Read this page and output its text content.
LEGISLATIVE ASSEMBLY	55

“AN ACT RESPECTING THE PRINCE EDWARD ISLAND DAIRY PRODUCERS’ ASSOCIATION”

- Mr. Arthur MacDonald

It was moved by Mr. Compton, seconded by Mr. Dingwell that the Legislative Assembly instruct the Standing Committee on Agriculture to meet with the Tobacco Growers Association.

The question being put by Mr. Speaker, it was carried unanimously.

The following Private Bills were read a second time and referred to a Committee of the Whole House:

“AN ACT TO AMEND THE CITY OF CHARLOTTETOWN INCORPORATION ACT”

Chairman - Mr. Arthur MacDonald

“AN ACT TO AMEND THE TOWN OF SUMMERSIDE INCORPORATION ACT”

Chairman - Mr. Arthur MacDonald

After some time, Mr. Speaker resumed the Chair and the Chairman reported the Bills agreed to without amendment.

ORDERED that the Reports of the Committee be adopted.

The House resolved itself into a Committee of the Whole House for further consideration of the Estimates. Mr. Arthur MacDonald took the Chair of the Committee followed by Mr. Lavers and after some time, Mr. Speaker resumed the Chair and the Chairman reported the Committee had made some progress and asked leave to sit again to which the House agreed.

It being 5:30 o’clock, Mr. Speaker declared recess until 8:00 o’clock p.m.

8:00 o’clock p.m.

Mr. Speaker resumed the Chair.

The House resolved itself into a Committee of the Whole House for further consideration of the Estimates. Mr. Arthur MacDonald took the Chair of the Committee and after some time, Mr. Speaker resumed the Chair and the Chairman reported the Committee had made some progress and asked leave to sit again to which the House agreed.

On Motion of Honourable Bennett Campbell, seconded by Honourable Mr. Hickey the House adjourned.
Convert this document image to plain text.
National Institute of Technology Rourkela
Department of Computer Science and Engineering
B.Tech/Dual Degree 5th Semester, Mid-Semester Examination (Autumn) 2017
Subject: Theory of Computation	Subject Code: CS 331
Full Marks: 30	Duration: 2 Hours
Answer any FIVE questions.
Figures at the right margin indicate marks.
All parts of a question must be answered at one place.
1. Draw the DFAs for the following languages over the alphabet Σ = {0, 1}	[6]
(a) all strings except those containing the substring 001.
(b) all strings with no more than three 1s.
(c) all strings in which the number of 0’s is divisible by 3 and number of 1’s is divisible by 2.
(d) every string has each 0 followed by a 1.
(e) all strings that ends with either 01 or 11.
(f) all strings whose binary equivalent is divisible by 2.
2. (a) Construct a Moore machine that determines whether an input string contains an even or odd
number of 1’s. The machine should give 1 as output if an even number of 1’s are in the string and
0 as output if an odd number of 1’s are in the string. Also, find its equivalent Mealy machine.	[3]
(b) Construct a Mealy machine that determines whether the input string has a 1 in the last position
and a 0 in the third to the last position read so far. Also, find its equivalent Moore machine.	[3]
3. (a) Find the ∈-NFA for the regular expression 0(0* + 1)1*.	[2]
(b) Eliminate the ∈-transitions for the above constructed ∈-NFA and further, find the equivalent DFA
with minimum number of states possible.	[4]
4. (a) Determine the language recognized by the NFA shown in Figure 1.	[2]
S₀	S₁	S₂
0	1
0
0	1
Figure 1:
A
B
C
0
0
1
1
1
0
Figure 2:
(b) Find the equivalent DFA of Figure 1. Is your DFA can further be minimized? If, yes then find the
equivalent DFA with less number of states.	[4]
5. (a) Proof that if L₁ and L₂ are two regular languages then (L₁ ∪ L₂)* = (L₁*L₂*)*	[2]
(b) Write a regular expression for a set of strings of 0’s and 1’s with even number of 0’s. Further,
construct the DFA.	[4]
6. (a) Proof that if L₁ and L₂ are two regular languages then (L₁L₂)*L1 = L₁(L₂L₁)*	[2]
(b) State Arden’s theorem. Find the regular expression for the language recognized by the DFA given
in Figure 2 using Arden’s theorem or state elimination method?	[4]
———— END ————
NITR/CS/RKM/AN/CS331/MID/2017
------------------------
Extract each line from the listing above, please, and repeat it exactly.

Read this page and output its text content.
LEGISLATIVE ASSEMBLY	55

“AN ACT RESPECTING THE PRINCE EDWARD ISLAND DAIRY PRODUCERS’ ASSOCIATION”

- Mr. Arthur MacDonald

It was moved by Mr. Compton, seconded by Mr. Dingwell that the Legislative Assembly instruct the Standing Committee on Agriculture to meet with the Tobacco Growers Association.

The question being put by Mr. Speaker, it was carried unanimously.

The following Private Bills were read a second time and referred to a Committee of the Whole House:

“AN ACT TO AMEND THE CITY OF CHARLOTTETOWN INCORPORATION ACT”

Chairman - Mr. Arthur MacDonald

“AN ACT TO AMEND THE TOWN OF SUMMERSIDE INCORPORATION ACT”

Chairman - Mr. Arthur MacDonald

After some time, Mr. Speaker resumed the Chair and the Chairman reported the Bills agreed to without amendment.

ORDERED that the Reports of the Committee be adopted.

The House resolved itself into a Committee of the Whole House for further consideration of the Estimates. Mr. Arthur MacDonald took the Chair of the Committee followed by Mr. Lavers and after some time, Mr. Speaker resumed the Chair and the Chairman reported the Committee had made some progress and asked leave to sit again to which the House agreed.

It being 5:30 o’clock, Mr. Speaker declared recess until 8:00 o’clock p.m.

8:00 o’clock p.m.

Mr. Speaker resumed the Chair.

The House resolved itself into a Committee of the Whole House for further consideration of the Estimates. Mr. Arthur MacDonald took the Chair of the Committee and after some time, Mr. Speaker resumed the Chair and the Chairman reported the Committee had made some progress and asked leave to sit again to which the House agreed.

On Motion of Honourable Bennett Campbell, seconded by Honourable Mr. Hickey the House adjourned.
Convert this document image to plain text.
National Institute of Technology Rourkela
Department of Computer Science and Engineering
B.Tech/Dual Degree 5th Semester, Mid-Semester Examination (Autumn) 2017
Subject: Theory of Computation	Subject Code: CS 331
Full Marks: 30	Duration: 2 Hours
Answer any FIVE questions.
Figures at the right margin indicate marks.
All parts of a question must be answered at one place.
1. Draw the DFAs for the following languages over the alphabet Σ = {0, 1}	[6]
(a) all strings except those containing the substring 001.
(b) all strings with no more than three 1s.
(c) all strings in which the number of 0’s is divisible by 3 and number of 1’s is divisible by 2.
(d) every string has each 0 followed by a 1.
(e) all strings that ends with either 01 or 11.
(f) all strings whose binary equivalent is divisible by 2.
2. (a) Construct a Moore machine that determines whether an input string contains an even or odd
number of 1’s. The machine should give 1 as output if an even number of 1’s are in the string and
0 as output if an odd number of 1’s are in the string. Also, find its equivalent Mealy machine.	[3]
(b) Construct a Mealy machine that determines whether the input string has a 1 in the last position
and a 0 in the third to the last position read so far. Also, find its equivalent Moore machine.	[3]
3. (a) Find the ∈-NFA for the regular expression 0(0* + 1)1*.	[2]
(b) Eliminate the ∈-transitions for the above constructed ∈-NFA and further, find the equivalent DFA
with minimum number of states possible.	[4]
4. (a) Determine the language recognized by the NFA shown in Figure 1.	[2]
S₀	S₁	S₂
0	1
0
0	1
Figure 1:
A
B
C
0
0
1
1
1
0
Figure 2:
(b) Find the equivalent DFA of Figure 1. Is your DFA can further be minimized? If, yes then find the
equivalent DFA with less number of states.	[4]
5. (a) Proof that if L₁ and L₂ are two regular languages then (L₁ ∪ L₂)* = (L₁*L₂*)*	[2]
(b) Write a regular expression for a set of strings of 0’s and 1’s with even number of 0’s. Further,
construct the DFA.	[4]
6. (a) Proof that if L₁ and L₂ are two regular languages then (L₁L₂)*L1 = L₁(L₂L₁)*	[2]
(b) State Arden’s theorem. Find the regular expression for the language recognized by the DFA given
in Figure 2 using Arden’s theorem or state elimination method?	[4]
———— END ————
NITR/CS/RKM/AN/CS331/MID/2017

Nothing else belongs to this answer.